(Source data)
▼

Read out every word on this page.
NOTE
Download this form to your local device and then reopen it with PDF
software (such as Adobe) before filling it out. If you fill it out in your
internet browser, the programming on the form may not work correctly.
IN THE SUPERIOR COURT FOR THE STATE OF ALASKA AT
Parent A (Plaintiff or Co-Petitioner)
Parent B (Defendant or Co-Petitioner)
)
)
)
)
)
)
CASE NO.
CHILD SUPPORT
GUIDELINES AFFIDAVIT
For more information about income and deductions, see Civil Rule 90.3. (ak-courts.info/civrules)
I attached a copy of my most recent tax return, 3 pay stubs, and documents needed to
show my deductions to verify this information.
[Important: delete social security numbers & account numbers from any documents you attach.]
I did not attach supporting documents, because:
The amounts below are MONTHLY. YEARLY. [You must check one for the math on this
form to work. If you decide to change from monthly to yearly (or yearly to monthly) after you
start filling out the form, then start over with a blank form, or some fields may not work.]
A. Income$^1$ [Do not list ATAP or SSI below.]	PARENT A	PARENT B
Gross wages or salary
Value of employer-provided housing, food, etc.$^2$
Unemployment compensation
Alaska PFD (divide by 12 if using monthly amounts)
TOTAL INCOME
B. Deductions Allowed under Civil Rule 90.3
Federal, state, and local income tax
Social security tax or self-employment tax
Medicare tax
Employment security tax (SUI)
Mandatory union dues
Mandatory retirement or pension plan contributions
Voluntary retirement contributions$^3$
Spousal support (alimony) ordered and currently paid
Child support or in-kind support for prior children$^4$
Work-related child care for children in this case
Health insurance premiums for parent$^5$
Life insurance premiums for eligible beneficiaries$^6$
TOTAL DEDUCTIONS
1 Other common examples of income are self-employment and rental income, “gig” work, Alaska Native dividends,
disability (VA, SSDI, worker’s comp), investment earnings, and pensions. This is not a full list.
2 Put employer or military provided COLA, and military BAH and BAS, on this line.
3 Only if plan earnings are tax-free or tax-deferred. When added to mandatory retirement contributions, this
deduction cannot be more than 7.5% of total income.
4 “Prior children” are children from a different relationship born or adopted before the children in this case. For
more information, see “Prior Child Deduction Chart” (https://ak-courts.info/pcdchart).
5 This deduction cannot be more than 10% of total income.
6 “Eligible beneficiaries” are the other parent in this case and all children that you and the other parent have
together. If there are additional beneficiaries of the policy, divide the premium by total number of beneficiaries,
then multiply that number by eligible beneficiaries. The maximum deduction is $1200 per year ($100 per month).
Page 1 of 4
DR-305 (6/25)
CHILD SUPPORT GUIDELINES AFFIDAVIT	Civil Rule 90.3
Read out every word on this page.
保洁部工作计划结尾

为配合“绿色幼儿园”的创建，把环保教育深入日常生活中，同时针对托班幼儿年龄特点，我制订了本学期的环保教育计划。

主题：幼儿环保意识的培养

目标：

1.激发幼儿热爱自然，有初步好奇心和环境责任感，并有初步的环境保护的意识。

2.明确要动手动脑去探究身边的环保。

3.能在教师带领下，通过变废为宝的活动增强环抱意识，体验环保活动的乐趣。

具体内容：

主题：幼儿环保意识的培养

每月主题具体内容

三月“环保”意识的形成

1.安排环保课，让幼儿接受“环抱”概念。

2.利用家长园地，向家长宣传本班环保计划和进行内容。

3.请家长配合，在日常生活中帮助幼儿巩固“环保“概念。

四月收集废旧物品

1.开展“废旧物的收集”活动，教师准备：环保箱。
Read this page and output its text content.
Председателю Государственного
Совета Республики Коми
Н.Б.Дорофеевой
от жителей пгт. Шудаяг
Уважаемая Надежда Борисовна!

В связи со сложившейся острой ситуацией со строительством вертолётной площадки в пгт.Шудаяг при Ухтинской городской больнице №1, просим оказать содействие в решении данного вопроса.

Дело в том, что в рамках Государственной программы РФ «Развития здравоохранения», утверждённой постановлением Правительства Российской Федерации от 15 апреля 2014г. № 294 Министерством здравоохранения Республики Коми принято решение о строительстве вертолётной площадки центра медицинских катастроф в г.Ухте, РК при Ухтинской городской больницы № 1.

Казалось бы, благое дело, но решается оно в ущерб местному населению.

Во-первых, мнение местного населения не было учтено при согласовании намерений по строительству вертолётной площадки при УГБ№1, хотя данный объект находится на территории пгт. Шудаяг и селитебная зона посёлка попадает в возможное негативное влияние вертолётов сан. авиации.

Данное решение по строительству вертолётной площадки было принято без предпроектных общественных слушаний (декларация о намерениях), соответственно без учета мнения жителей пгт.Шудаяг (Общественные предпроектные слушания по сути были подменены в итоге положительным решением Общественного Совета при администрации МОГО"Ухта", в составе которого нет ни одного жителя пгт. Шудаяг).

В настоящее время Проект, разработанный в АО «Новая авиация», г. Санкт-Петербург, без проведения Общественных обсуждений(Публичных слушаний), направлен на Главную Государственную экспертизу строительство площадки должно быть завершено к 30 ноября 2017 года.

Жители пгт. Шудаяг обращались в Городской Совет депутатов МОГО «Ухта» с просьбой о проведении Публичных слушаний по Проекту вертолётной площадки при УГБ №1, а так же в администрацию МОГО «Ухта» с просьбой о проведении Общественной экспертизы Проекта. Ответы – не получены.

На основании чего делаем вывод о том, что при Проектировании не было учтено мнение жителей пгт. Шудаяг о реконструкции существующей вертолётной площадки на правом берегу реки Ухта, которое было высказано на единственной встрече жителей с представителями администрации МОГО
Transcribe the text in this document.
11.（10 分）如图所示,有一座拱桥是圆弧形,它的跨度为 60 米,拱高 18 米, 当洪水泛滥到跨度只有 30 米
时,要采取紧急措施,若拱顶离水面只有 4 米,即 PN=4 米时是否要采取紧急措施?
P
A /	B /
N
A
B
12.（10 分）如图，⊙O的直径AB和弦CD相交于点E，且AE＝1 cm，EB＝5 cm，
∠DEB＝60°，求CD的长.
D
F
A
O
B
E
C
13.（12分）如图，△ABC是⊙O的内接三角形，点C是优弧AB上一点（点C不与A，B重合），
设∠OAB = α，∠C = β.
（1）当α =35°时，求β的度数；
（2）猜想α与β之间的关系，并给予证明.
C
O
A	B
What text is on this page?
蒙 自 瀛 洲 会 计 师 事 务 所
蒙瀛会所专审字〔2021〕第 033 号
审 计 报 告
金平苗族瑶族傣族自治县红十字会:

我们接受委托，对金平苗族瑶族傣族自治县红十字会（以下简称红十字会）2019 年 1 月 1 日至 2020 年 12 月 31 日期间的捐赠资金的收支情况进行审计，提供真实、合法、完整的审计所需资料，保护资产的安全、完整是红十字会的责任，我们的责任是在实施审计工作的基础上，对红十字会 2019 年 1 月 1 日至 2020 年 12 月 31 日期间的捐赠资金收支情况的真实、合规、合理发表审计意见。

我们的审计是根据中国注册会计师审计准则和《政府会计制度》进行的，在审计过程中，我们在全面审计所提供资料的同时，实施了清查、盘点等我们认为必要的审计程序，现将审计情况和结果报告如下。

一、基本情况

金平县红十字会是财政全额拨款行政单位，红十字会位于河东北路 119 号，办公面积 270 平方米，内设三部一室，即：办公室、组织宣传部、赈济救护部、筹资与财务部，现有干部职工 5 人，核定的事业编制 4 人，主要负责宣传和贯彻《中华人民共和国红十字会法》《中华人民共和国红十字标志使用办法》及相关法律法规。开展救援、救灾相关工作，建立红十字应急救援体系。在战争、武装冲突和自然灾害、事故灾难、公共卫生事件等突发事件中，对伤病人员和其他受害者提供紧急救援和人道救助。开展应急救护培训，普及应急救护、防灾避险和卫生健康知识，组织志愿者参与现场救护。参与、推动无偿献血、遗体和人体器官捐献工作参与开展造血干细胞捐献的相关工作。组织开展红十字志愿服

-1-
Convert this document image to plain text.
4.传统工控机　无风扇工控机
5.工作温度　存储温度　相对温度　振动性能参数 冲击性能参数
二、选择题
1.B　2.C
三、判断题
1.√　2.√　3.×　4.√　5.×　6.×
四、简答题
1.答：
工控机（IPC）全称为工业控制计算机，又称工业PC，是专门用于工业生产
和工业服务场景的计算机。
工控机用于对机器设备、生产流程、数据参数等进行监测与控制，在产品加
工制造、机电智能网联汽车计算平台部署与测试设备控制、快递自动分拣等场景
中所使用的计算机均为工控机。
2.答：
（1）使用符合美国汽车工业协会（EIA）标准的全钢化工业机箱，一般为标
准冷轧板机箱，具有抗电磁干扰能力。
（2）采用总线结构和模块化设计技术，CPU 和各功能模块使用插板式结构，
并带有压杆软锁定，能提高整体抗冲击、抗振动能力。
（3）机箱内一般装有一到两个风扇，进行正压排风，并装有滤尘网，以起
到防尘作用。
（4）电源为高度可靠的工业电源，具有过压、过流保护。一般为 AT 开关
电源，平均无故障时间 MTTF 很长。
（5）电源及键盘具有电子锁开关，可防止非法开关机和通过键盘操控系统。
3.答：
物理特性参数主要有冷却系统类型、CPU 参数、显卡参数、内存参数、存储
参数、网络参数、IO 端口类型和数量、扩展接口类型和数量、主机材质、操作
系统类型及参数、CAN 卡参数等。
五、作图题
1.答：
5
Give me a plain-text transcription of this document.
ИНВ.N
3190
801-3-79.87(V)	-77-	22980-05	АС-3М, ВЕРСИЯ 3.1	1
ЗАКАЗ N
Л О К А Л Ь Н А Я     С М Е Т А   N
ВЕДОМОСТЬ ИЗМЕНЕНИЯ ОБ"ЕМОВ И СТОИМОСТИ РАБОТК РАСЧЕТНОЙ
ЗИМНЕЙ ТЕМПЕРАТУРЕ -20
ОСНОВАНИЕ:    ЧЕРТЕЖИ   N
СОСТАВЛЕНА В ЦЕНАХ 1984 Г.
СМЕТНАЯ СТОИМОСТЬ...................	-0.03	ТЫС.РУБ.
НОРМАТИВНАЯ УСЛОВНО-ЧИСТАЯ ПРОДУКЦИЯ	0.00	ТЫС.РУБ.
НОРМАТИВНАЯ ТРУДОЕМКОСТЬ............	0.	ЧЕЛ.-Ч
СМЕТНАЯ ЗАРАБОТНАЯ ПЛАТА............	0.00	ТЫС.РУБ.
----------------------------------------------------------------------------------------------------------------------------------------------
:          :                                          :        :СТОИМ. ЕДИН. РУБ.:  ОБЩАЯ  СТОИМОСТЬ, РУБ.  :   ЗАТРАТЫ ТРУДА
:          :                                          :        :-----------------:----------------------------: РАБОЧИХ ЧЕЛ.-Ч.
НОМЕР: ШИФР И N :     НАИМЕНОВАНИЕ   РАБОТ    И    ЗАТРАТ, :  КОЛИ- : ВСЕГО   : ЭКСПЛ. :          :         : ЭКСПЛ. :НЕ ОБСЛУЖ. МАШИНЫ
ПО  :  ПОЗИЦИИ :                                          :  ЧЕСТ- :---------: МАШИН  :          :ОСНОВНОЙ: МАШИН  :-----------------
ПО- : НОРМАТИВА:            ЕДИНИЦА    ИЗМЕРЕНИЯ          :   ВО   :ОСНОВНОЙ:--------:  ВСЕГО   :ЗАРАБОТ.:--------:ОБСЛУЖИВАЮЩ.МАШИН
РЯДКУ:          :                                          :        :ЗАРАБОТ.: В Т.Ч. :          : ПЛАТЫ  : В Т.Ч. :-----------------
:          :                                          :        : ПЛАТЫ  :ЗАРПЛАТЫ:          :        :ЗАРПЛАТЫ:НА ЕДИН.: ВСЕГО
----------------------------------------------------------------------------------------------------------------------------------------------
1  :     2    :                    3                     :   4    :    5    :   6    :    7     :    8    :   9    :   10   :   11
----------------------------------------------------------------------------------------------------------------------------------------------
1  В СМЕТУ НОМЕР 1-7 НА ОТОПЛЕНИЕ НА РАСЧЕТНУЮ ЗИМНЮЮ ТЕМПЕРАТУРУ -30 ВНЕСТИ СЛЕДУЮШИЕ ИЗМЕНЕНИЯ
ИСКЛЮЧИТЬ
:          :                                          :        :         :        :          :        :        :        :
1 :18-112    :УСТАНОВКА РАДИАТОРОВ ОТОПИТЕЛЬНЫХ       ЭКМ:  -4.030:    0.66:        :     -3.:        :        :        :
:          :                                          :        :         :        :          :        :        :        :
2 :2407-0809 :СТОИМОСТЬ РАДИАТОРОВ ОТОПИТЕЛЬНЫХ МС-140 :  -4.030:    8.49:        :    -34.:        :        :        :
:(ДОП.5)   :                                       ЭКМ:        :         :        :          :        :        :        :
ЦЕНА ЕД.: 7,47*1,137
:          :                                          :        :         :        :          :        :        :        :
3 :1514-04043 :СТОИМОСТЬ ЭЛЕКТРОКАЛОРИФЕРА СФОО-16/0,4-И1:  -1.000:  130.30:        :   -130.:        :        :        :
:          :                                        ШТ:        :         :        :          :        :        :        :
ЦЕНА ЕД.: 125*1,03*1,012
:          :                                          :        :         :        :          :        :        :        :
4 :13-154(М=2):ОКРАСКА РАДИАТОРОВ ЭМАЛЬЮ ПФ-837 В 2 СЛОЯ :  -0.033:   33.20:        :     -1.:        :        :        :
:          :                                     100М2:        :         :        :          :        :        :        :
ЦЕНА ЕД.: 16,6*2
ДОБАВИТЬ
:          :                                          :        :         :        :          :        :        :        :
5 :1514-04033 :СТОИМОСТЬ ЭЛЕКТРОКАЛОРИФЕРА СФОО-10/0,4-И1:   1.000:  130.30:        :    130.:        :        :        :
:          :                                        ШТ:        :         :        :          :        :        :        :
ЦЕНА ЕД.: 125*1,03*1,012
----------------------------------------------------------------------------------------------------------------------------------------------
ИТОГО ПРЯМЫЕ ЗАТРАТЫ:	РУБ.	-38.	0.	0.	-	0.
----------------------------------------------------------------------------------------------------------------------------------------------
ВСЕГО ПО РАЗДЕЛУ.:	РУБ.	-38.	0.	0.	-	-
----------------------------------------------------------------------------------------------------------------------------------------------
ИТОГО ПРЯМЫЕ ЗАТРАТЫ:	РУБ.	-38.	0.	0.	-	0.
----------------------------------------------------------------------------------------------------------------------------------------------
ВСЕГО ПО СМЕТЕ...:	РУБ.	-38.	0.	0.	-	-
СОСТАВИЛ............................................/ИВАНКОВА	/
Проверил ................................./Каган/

▲

Work to be completed |
Search the lines above for the string "courts", then show every one that has it.

Output of the exercise |
For more information about income and deductions, see Civil Rule 90.3. (ak-courts.info/civrules)
more information, see “Prior Child Deduction Chart” (https://ak-courts.info/pcdchart).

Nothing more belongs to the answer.